■ Set task ■
All entries should be output exactly as they stand.

■ Supplied data ■
-------

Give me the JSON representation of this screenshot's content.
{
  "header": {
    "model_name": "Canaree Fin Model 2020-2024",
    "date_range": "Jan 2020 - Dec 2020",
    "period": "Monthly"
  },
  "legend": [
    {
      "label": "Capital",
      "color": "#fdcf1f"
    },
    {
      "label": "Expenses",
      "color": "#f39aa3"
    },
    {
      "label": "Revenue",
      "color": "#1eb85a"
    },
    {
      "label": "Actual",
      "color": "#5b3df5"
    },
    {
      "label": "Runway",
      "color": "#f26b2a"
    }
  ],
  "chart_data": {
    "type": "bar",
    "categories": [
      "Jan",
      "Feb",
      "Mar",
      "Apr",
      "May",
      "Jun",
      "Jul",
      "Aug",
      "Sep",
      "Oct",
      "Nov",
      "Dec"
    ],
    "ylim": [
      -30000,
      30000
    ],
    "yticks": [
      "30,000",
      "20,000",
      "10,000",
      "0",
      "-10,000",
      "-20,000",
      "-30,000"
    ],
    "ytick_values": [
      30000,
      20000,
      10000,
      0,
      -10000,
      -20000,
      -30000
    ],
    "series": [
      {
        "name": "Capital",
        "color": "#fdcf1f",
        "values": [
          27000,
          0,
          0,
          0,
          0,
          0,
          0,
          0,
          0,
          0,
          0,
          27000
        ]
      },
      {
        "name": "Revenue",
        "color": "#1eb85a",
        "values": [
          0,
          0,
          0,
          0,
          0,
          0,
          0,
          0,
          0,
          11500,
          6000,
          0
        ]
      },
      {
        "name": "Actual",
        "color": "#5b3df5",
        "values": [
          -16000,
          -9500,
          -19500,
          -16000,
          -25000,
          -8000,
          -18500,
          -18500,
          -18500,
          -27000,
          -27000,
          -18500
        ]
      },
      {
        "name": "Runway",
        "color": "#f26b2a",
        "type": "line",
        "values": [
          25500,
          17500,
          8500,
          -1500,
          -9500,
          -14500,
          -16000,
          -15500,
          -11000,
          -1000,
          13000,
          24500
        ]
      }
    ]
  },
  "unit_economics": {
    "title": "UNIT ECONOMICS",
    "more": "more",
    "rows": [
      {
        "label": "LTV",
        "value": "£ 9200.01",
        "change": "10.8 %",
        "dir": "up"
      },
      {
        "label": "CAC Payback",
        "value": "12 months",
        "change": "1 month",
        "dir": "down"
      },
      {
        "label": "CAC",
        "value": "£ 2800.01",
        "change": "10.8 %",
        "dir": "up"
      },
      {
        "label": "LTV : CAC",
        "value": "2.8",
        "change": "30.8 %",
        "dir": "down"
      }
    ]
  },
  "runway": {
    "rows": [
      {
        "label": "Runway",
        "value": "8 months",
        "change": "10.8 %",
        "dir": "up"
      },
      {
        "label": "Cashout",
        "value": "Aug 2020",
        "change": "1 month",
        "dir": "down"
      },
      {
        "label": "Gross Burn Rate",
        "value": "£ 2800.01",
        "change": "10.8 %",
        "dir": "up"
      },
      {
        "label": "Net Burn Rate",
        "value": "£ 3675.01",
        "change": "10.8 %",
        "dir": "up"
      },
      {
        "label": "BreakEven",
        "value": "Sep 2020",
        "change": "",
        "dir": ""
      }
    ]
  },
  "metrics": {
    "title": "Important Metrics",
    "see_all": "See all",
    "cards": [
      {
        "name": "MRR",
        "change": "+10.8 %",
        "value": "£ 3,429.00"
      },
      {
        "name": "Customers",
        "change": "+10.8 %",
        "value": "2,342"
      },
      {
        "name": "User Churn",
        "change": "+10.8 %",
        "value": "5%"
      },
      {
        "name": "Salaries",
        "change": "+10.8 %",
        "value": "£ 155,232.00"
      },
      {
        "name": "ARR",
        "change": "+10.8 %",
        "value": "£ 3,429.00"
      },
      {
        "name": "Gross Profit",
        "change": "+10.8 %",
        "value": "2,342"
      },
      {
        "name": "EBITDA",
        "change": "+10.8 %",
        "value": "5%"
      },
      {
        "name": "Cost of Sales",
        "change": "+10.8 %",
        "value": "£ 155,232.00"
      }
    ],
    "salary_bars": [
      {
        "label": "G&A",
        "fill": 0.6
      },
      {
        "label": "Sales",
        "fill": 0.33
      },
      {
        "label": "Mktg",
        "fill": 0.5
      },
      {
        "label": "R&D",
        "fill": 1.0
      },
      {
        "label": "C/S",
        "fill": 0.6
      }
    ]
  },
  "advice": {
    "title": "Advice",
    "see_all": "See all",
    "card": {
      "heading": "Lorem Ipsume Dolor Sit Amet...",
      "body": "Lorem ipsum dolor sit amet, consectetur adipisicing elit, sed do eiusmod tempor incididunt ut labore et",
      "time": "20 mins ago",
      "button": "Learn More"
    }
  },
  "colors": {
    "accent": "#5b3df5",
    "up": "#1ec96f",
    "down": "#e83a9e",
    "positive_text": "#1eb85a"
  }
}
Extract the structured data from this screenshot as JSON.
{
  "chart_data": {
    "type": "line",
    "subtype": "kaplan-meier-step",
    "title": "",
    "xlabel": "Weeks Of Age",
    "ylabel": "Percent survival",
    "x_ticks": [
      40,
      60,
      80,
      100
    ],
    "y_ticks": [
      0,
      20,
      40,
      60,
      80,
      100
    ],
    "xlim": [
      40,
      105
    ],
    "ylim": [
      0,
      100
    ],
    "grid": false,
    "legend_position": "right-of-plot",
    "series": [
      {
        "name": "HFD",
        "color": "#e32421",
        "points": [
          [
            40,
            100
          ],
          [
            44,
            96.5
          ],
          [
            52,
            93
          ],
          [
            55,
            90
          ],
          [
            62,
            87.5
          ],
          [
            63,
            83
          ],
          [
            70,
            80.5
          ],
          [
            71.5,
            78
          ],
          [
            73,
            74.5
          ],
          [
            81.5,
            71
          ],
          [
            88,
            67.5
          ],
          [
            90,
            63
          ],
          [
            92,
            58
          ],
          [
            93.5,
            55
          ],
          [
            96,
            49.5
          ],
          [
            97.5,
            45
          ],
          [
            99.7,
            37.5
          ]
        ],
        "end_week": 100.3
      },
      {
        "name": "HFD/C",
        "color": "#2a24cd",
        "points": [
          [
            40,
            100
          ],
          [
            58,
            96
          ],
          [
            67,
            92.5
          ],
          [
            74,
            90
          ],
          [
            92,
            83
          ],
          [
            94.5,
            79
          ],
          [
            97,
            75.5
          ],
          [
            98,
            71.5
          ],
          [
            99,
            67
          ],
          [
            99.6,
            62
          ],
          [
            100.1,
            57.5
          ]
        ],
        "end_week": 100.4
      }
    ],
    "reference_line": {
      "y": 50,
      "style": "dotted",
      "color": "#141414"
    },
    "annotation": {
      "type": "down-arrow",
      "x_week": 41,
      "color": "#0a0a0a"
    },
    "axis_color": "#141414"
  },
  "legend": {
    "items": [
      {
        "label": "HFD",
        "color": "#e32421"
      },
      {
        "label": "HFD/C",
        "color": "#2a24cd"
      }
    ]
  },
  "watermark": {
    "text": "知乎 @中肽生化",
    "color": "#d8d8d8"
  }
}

-------

■ Answer ■
Give me the JSON representation of this screenshot's content.
{
  "header": {
    "model_name": "Canaree Fin Model 2020-2024",
    "date_range": "Jan 2020 - Dec 2020",
    "period": "Monthly"
  },
  "legend": [
    {
      "label": "Capital",
      "color": "#fdcf1f"
    },
    {
      "label": "Expenses",
      "color": "#f39aa3"
    },
    {
      "label": "Revenue",
      "color": "#1eb85a"
    },
    {
      "label": "Actual",
      "color": "#5b3df5"
    },
    {
      "label": "Runway",
      "color": "#f26b2a"
    }
  ],
  "chart_data": {
    "type": "bar",
    "categories": [
      "Jan",
      "Feb",
      "Mar",
      "Apr",
      "May",
      "Jun",
      "Jul",
      "Aug",
      "Sep",
      "Oct",
      "Nov",
      "Dec"
    ],
    "ylim": [
      -30000,
      30000
    ],
    "yticks": [
      "30,000",
      "20,000",
      "10,000",
      "0",
      "-10,000",
      "-20,000",
      "-30,000"
    ],
    "ytick_values": [
      30000,
      20000,
      10000,
      0,
      -10000,
      -20000,
      -30000
    ],
    "series": [
      {
        "name": "Capital",
        "color": "#fdcf1f",
        "values": [
          27000,
          0,
          0,
          0,
          0,
          0,
          0,
          0,
          0,
          0,
          0,
          27000
        ]
      },
      {
        "name": "Revenue",
        "color": "#1eb85a",
        "values": [
          0,
          0,
          0,
          0,
          0,
          0,
          0,
          0,
          0,
          11500,
          6000,
          0
        ]
      },
      {
        "name": "Actual",
        "color": "#5b3df5",
        "values": [
          -16000,
          -9500,
          -19500,
          -16000,
          -25000,
          -8000,
          -18500,
          -18500,
          -18500,
          -27000,
          -27000,
          -18500
        ]
      },
      {
        "name": "Runway",
        "color": "#f26b2a",
        "type": "line",
        "values": [
          25500,
          17500,
          8500,
          -1500,
          -9500,
          -14500,
          -16000,
          -15500,
          -11000,
          -1000,
          13000,
          24500
        ]
      }
    ]
  },
  "unit_economics": {
    "title": "UNIT ECONOMICS",
    "more": "more",
    "rows": [
      {
        "label": "LTV",
        "value": "£ 9200.01",
        "change": "10.8 %",
        "dir": "up"
      },
      {
        "label": "CAC Payback",
        "value": "12 months",
        "change": "1 month",
        "dir": "down"
      },
      {
        "label": "CAC",
        "value": "£ 2800.01",
        "change": "10.8 %",
        "dir": "up"
      },
      {
        "label": "LTV : CAC",
        "value": "2.8",
        "change": "30.8 %",
        "dir": "down"
      }
    ]
  },
  "runway": {
    "rows": [
      {
        "label": "Runway",
        "value": "8 months",
        "change": "10.8 %",
        "dir": "up"
      },
      {
        "label": "Cashout",
        "value": "Aug 2020",
        "change": "1 month",
        "dir": "down"
      },
      {
        "label": "Gross Burn Rate",
        "value": "£ 2800.01",
        "change": "10.8 %",
        "dir": "up"
      },
      {
        "label": "Net Burn Rate",
        "value": "£ 3675.01",
        "change": "10.8 %",
        "dir": "up"
      },
      {
        "label": "BreakEven",
        "value": "Sep 2020",
        "change": "",
        "dir": ""
      }
    ]
  },
  "metrics": {
    "title": "Important Metrics",
    "see_all": "See all",
    "cards": [
      {
        "name": "MRR",
        "change": "+10.8 %",
        "value": "£ 3,429.00"
      },
      {
        "name": "Customers",
        "change": "+10.8 %",
        "value": "2,342"
      },
      {
        "name": "User Churn",
        "change": "+10.8 %",
        "value": "5%"
      },
      {
        "name": "Salaries",
        "change": "+10.8 %",
        "value": "£ 155,232.00"
      },
      {
        "name": "ARR",
        "change": "+10.8 %",
        "value": "£ 3,429.00"
      },
      {
        "name": "Gross Profit",
        "change": "+10.8 %",
        "value": "2,342"
      },
      {
        "name": "EBITDA",
        "change": "+10.8 %",
        "value": "5%"
      },
      {
        "name": "Cost of Sales",
        "change": "+10.8 %",
        "value": "£ 155,232.00"
      }
    ],
    "salary_bars": [
      {
        "label": "G&A",
        "fill": 0.6
      },
      {
        "label": "Sales",
        "fill": 0.33
      },
      {
        "label": "Mktg",
        "fill": 0.5
      },
      {
        "label": "R&D",
        "fill": 1.0
      },
      {
        "label": "C/S",
        "fill": 0.6
      }
    ]
  },
  "advice": {
    "title": "Advice",
    "see_all": "See all",
    "card": {
      "heading": "Lorem Ipsume Dolor Sit Amet...",
      "body": "Lorem ipsum dolor sit amet, consectetur adipisicing elit, sed do eiusmod tempor incididunt ut labore et",
      "time": "20 mins ago",
      "button": "Learn More"
    }
  },
  "colors": {
    "accent": "#5b3df5",
    "up": "#1ec96f",
    "down": "#e83a9e",
    "positive_text": "#1eb85a"
  }
}
Extract the structured data from this screenshot as JSON.
{
  "chart_data": {
    "type": "line",
    "subtype": "kaplan-meier-step",
    "title": "",
    "xlabel": "Weeks Of Age",
    "ylabel": "Percent survival",
    "x_ticks": [
      40,
      60,
      80,
      100
    ],
    "y_ticks": [
      0,
      20,
      40,
      60,
      80,
      100
    ],
    "xlim": [
      40,
      105
    ],
    "ylim": [
      0,
      100
    ],
    "grid": false,
    "legend_position": "right-of-plot",
    "series": [
      {
        "name": "HFD",
        "color": "#e32421",
        "points": [
          [
            40,
            100
          ],
          [
            44,
            96.5
          ],
          [
            52,
            93
          ],
          [
            55,
            90
          ],
          [
            62,
            87.5
          ],
          [
            63,
            83
          ],
          [
            70,
            80.5
          ],
          [
            71.5,
            78
          ],
          [
            73,
            74.5
          ],
          [
            81.5,
            71
          ],
          [
            88,
            67.5
          ],
          [
            90,
            63
          ],
          [
            92,
            58
          ],
          [
            93.5,
            55
          ],
          [
            96,
            49.5
          ],
          [
            97.5,
            45
          ],
          [
            99.7,
            37.5
          ]
        ],
        "end_week": 100.3
      },
      {
        "name": "HFD/C",
        "color": "#2a24cd",
        "points": [
          [
            40,
            100
          ],
          [
            58,
            96
          ],
          [
            67,
            92.5
          ],
          [
            74,
            90
          ],
          [
            92,
            83
          ],
          [
            94.5,
            79
          ],
          [
            97,
            75.5
          ],
          [
            98,
            71.5
          ],
          [
            99,
            67
          ],
          [
            99.6,
            62
          ],
          [
            100.1,
            57.5
          ]
        ],
        "end_week": 100.4
      }
    ],
    "reference_line": {
      "y": 50,
      "style": "dotted",
      "color": "#141414"
    },
    "annotation": {
      "type": "down-arrow",
      "x_week": 41,
      "color": "#0a0a0a"
    },
    "axis_color": "#141414"
  },
  "legend": {
    "items": [
      {
        "label": "HFD",
        "color": "#e32421"
      },
      {
        "label": "HFD/C",
        "color": "#2a24cd"
      }
    ]
  },
  "watermark": {
    "text": "知乎 @中肽生化",
    "color": "#d8d8d8"
  }
}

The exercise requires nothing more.